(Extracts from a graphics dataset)
____

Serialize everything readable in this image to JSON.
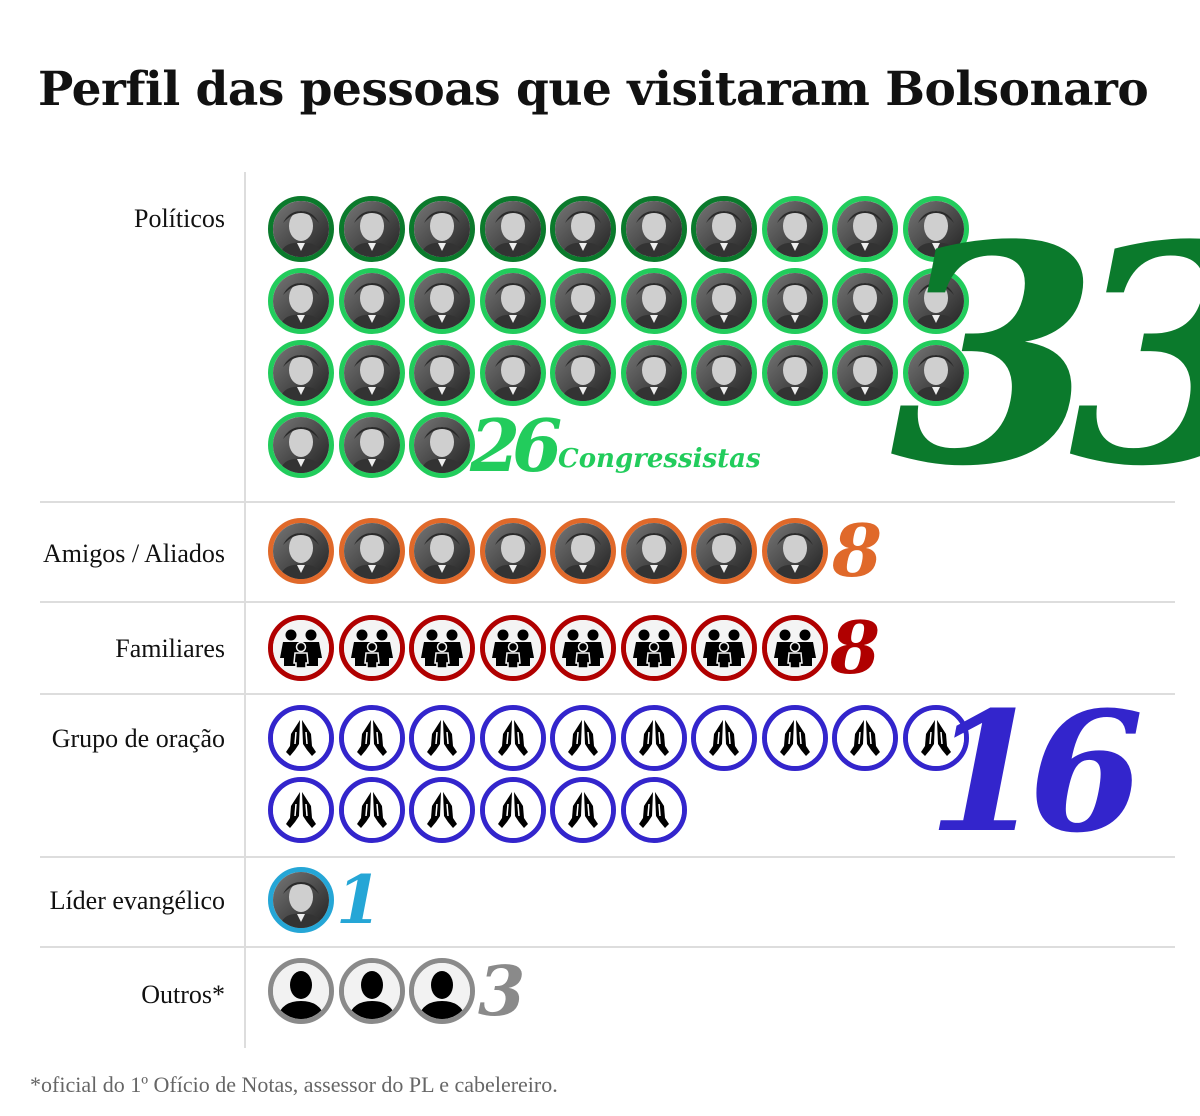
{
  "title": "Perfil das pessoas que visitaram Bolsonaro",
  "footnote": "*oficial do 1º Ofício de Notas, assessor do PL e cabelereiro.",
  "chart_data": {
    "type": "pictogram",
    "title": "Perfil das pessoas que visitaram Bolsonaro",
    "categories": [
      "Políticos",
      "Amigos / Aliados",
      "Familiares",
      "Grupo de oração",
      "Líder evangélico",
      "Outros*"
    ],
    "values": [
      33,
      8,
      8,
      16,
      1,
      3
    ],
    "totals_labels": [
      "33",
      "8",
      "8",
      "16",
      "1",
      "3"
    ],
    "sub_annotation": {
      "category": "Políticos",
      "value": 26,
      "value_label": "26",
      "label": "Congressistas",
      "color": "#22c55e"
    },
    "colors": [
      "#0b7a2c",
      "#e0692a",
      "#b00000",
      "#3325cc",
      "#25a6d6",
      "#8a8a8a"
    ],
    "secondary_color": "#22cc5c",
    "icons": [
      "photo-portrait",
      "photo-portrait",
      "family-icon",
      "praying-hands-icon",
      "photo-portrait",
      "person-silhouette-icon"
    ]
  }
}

____

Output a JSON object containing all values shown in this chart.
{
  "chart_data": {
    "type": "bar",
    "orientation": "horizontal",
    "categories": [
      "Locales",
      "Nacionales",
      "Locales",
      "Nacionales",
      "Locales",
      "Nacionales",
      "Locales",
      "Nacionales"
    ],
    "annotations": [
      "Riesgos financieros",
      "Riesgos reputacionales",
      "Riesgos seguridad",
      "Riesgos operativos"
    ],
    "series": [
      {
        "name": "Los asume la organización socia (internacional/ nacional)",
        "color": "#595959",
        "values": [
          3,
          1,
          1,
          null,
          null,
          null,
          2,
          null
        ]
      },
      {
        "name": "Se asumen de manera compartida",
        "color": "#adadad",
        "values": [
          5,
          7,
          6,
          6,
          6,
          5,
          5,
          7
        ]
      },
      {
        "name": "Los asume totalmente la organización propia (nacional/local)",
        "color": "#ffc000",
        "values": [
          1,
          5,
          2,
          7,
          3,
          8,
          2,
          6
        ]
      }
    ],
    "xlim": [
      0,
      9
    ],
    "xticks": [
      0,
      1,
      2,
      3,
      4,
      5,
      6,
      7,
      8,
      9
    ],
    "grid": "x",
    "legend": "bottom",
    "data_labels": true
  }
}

____

The problem: Work out how many lines above have the string "pessoas" in them, and give only the number.

Finished answer: 2